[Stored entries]
◆ ◆ ◆ ◆ ◆
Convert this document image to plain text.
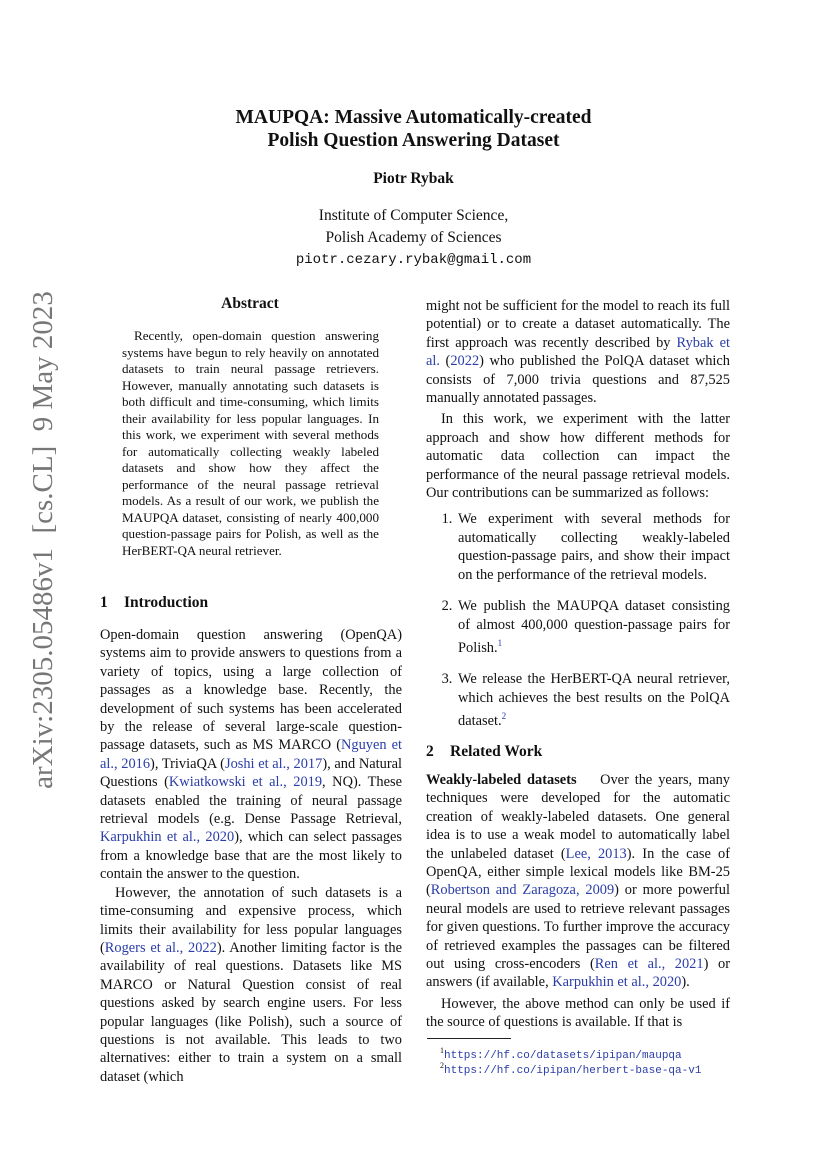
arXiv:2305.05486v1  [cs.CL]  9 May 2023
MAUPQA: Massive Automatically-created
Polish Question Answering Dataset
Piotr Rybak
Institute of Computer Science,
Polish Academy of Sciences
piotr.cezary.rybak@gmail.com
Abstract

Recently, open-domain question answering systems have begun to rely heavily on annotated datasets to train neural passage retrievers. However, manually annotating such datasets is both difficult and time-consuming, which limits their availability for less popular languages. In this work, we experiment with several methods for automatically collecting weakly labeled datasets and show how they affect the performance of the neural passage retrieval models. As a result of our work, we publish the MAUPQA dataset, consisting of nearly 400,000 question-passage pairs for Polish, as well as the HerBERT-QA neural retriever.

1 Introduction

Open-domain question answering (OpenQA) systems aim to provide answers to questions from a variety of topics, using a large collection of passages as a knowledge base. Recently, the development of such systems has been accelerated by the release of several large-scale question-passage datasets, such as MS MARCO (Nguyen et al., 2016), TriviaQA (Joshi et al., 2017), and Natural Questions (Kwiatkowski et al., 2019, NQ). These datasets enabled the training of neural passage retrieval models (e.g. Dense Passage Retrieval, Karpukhin et al., 2020), which can select passages from a knowledge base that are the most likely to contain the answer to the question.

However, the annotation of such datasets is a time-consuming and expensive process, which limits their availability for less popular languages (Rogers et al., 2022). Another limiting factor is the availability of real questions. Datasets like MS MARCO or Natural Question consist of real questions asked by search engine users. For less popular languages (like Polish), such a source of questions is not available. This leads to two alternatives: either to train a system on a small dataset (which

might not be sufficient for the model to reach its full potential) or to create a dataset automatically. The first approach was recently described by Rybak et al. (2022) who published the PolQA dataset which consists of 7,000 trivia questions and 87,525 manually annotated passages.

In this work, we experiment with the latter approach and show how different methods for automatic data collection can impact the performance of the neural passage retrieval models. Our contributions can be summarized as follows:

1. We experiment with several methods for automatically collecting weakly-labeled question-passage pairs, and show their impact on the performance of the retrieval models.
2. We publish the MAUPQA dataset consisting of almost 400,000 question-passage pairs for Polish.$^1$
3. We release the HerBERT-QA neural retriever, which achieves the best results on the PolQA dataset.$^2$
2 Related Work

Weakly-labeled datasets Over the years, many techniques were developed for the automatic creation of weakly-labeled datasets. One general idea is to use a weak model to automatically label the unlabeled dataset (Lee, 2013). In the case of OpenQA, either simple lexical models like BM-25 (Robertson and Zaragoza, 2009) or more powerful neural models are used to retrieve relevant passages for given questions. To further improve the accuracy of retrieved examples the passages can be filtered out using cross-encoders (Ren et al., 2021) or answers (if available, Karpukhin et al., 2020).

However, the above method can only be used if the source of questions is available. If that is

$^1$https://hf.co/datasets/ipipan/maupqa
$^2$https://hf.co/ipipan/herbert-base-qa-v1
◆ ◆ ◆ ◆ ◆
WORK INSTRUCTIONS: Each entry shown above must be quoted exactly, with its pictures left out.

THE SOLUTION:
Convert this document image to plain text.
arXiv:2305.05486v1  [cs.CL]  9 May 2023
MAUPQA: Massive Automatically-created
Polish Question Answering Dataset
Piotr Rybak
Institute of Computer Science,
Polish Academy of Sciences
piotr.cezary.rybak@gmail.com
Abstract

Recently, open-domain question answering systems have begun to rely heavily on annotated datasets to train neural passage retrievers. However, manually annotating such datasets is both difficult and time-consuming, which limits their availability for less popular languages. In this work, we experiment with several methods for automatically collecting weakly labeled datasets and show how they affect the performance of the neural passage retrieval models. As a result of our work, we publish the MAUPQA dataset, consisting of nearly 400,000 question-passage pairs for Polish, as well as the HerBERT-QA neural retriever.

1 Introduction

Open-domain question answering (OpenQA) systems aim to provide answers to questions from a variety of topics, using a large collection of passages as a knowledge base. Recently, the development of such systems has been accelerated by the release of several large-scale question-passage datasets, such as MS MARCO (Nguyen et al., 2016), TriviaQA (Joshi et al., 2017), and Natural Questions (Kwiatkowski et al., 2019, NQ). These datasets enabled the training of neural passage retrieval models (e.g. Dense Passage Retrieval, Karpukhin et al., 2020), which can select passages from a knowledge base that are the most likely to contain the answer to the question.

However, the annotation of such datasets is a time-consuming and expensive process, which limits their availability for less popular languages (Rogers et al., 2022). Another limiting factor is the availability of real questions. Datasets like MS MARCO or Natural Question consist of real questions asked by search engine users. For less popular languages (like Polish), such a source of questions is not available. This leads to two alternatives: either to train a system on a small dataset (which

might not be sufficient for the model to reach its full potential) or to create a dataset automatically. The first approach was recently described by Rybak et al. (2022) who published the PolQA dataset which consists of 7,000 trivia questions and 87,525 manually annotated passages.

In this work, we experiment with the latter approach and show how different methods for automatic data collection can impact the performance of the neural passage retrieval models. Our contributions can be summarized as follows:

1. We experiment with several methods for automatically collecting weakly-labeled question-passage pairs, and show their impact on the performance of the retrieval models.
2. We publish the MAUPQA dataset consisting of almost 400,000 question-passage pairs for Polish.$^1$
3. We release the HerBERT-QA neural retriever, which achieves the best results on the PolQA dataset.$^2$
2 Related Work

Weakly-labeled datasets Over the years, many techniques were developed for the automatic creation of weakly-labeled datasets. One general idea is to use a weak model to automatically label the unlabeled dataset (Lee, 2013). In the case of OpenQA, either simple lexical models like BM-25 (Robertson and Zaragoza, 2009) or more powerful neural models are used to retrieve relevant passages for given questions. To further improve the accuracy of retrieved examples the passages can be filtered out using cross-encoders (Ren et al., 2021) or answers (if available, Karpukhin et al., 2020).

However, the above method can only be used if the source of questions is available. If that is

$^1$https://hf.co/datasets/ipipan/maupqa
$^2$https://hf.co/ipipan/herbert-base-qa-v1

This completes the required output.